List each line holding the string "Australia".

○ ○ ○ ○

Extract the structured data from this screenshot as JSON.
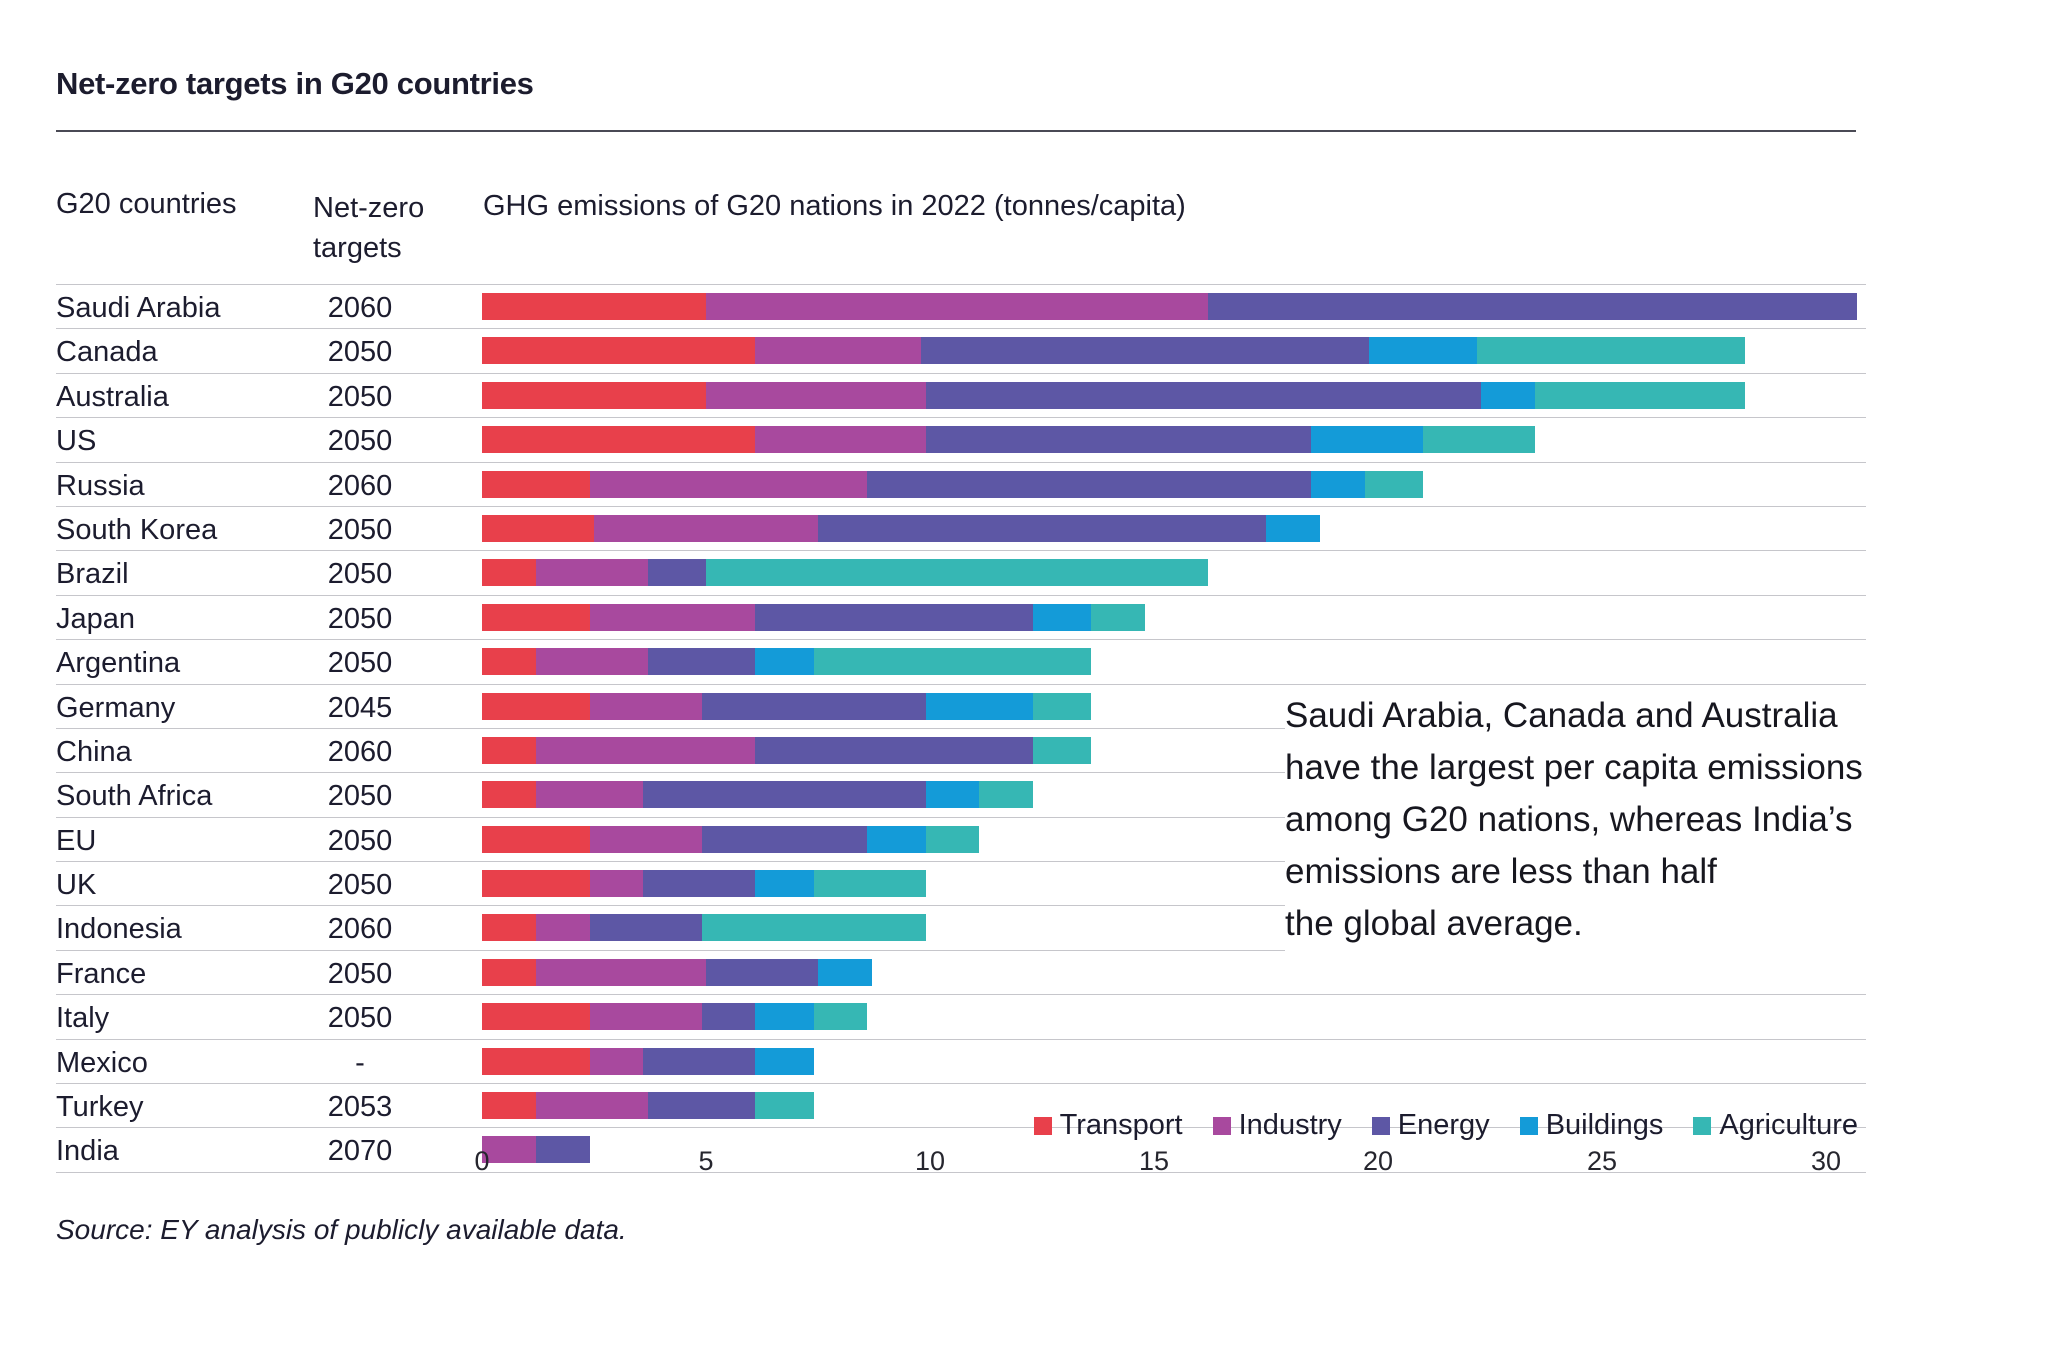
{
  "title": "Net-zero targets in G20 countries",
  "columns": {
    "countries": "G20 countries",
    "targets": "Net-zero targets",
    "chart": "GHG emissions of G20 nations in 2022 (tonnes/capita)"
  },
  "legend": [
    "Transport",
    "Industry",
    "Energy",
    "Buildings",
    "Agriculture"
  ],
  "colors": {
    "transport": "#e8404b",
    "industry": "#a8499e",
    "energy": "#5d57a5",
    "buildings": "#149bd8",
    "agriculture": "#36b7b4",
    "text_dark": "#1c1c2e",
    "row_line": "#c6c6cb"
  },
  "annotation": {
    "lines": [
      "Saudi Arabia, Canada and Australia",
      "have the largest per capita emissions",
      "among G20 nations, whereas India’s",
      "emissions are less than half",
      "the global average."
    ]
  },
  "source": "Source: EY analysis of publicly available data.",
  "chart_data": {
    "type": "bar",
    "stacked": true,
    "orientation": "horizontal",
    "title": "GHG emissions of G20 nations in 2022 (tonnes/capita)",
    "xlabel": "tonnes/capita",
    "ylabel": "G20 countries",
    "xlim": [
      0,
      30
    ],
    "xticks": [
      0,
      5,
      10,
      15,
      20,
      25,
      30
    ],
    "grid": false,
    "legend_position": "bottom-right",
    "series_names": [
      "Transport",
      "Industry",
      "Energy",
      "Buildings",
      "Agriculture"
    ],
    "rows": [
      {
        "country": "Saudi Arabia",
        "target": "2060",
        "values": [
          5.0,
          11.2,
          14.5,
          0,
          0
        ],
        "total": 30.7
      },
      {
        "country": "Canada",
        "target": "2050",
        "values": [
          6.1,
          3.7,
          10.0,
          2.4,
          6.0
        ],
        "total": 28.2
      },
      {
        "country": "Australia",
        "target": "2050",
        "values": [
          5.0,
          4.9,
          12.4,
          1.2,
          4.7
        ],
        "total": 28.2
      },
      {
        "country": "US",
        "target": "2050",
        "values": [
          6.1,
          3.8,
          8.6,
          2.5,
          2.5
        ],
        "total": 23.5
      },
      {
        "country": "Russia",
        "target": "2060",
        "values": [
          2.4,
          6.2,
          9.9,
          1.2,
          1.3
        ],
        "total": 21.0
      },
      {
        "country": "South Korea",
        "target": "2050",
        "values": [
          2.5,
          5.0,
          10.0,
          1.2,
          0
        ],
        "total": 18.7
      },
      {
        "country": "Brazil",
        "target": "2050",
        "values": [
          1.2,
          2.5,
          1.3,
          0,
          11.2
        ],
        "total": 16.2
      },
      {
        "country": "Japan",
        "target": "2050",
        "values": [
          2.4,
          3.7,
          6.2,
          1.3,
          1.2
        ],
        "total": 14.8
      },
      {
        "country": "Argentina",
        "target": "2050",
        "values": [
          1.2,
          2.5,
          2.4,
          1.3,
          6.2
        ],
        "total": 13.6
      },
      {
        "country": "Germany",
        "target": "2045",
        "values": [
          2.4,
          2.5,
          5.0,
          2.4,
          1.3
        ],
        "total": 13.6
      },
      {
        "country": "China",
        "target": "2060",
        "values": [
          1.2,
          4.9,
          6.2,
          0,
          1.3
        ],
        "total": 13.6
      },
      {
        "country": "South Africa",
        "target": "2050",
        "values": [
          1.2,
          2.4,
          6.3,
          1.2,
          1.2
        ],
        "total": 12.3
      },
      {
        "country": "EU",
        "target": "2050",
        "values": [
          2.4,
          2.5,
          3.7,
          1.3,
          1.2
        ],
        "total": 11.1
      },
      {
        "country": "UK",
        "target": "2050",
        "values": [
          2.4,
          1.2,
          2.5,
          1.3,
          2.5
        ],
        "total": 9.9
      },
      {
        "country": "Indonesia",
        "target": "2060",
        "values": [
          1.2,
          1.2,
          2.5,
          0,
          5.0
        ],
        "total": 9.9
      },
      {
        "country": "France",
        "target": "2050",
        "values": [
          1.2,
          3.8,
          2.5,
          1.2,
          0
        ],
        "total": 8.7
      },
      {
        "country": "Italy",
        "target": "2050",
        "values": [
          2.4,
          2.5,
          1.2,
          1.3,
          1.2
        ],
        "total": 8.6
      },
      {
        "country": "Mexico",
        "target": "-",
        "values": [
          2.4,
          1.2,
          2.5,
          1.3,
          0
        ],
        "total": 7.4
      },
      {
        "country": "Turkey",
        "target": "2053",
        "values": [
          1.2,
          2.5,
          2.4,
          0,
          1.3
        ],
        "total": 7.4
      },
      {
        "country": "India",
        "target": "2070",
        "values": [
          0,
          1.2,
          1.2,
          0,
          0
        ],
        "total": 2.4
      }
    ]
  }
}
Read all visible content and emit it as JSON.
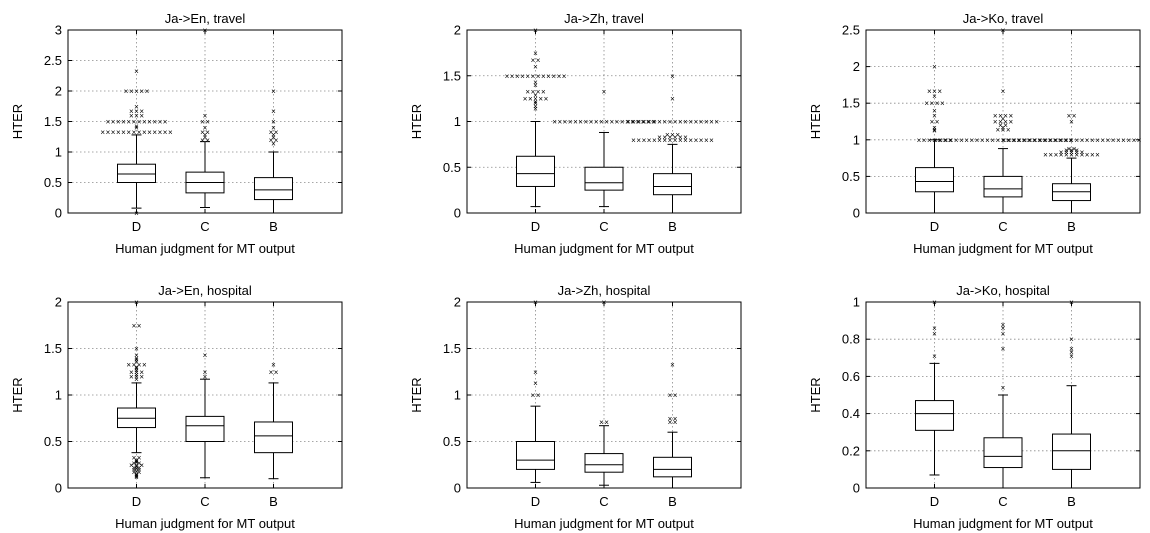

○ ○ ○ ○

*EXERCISE ANSWER:*
      "Saudi Arabia, Canada and Australia",
        "country": "Australia",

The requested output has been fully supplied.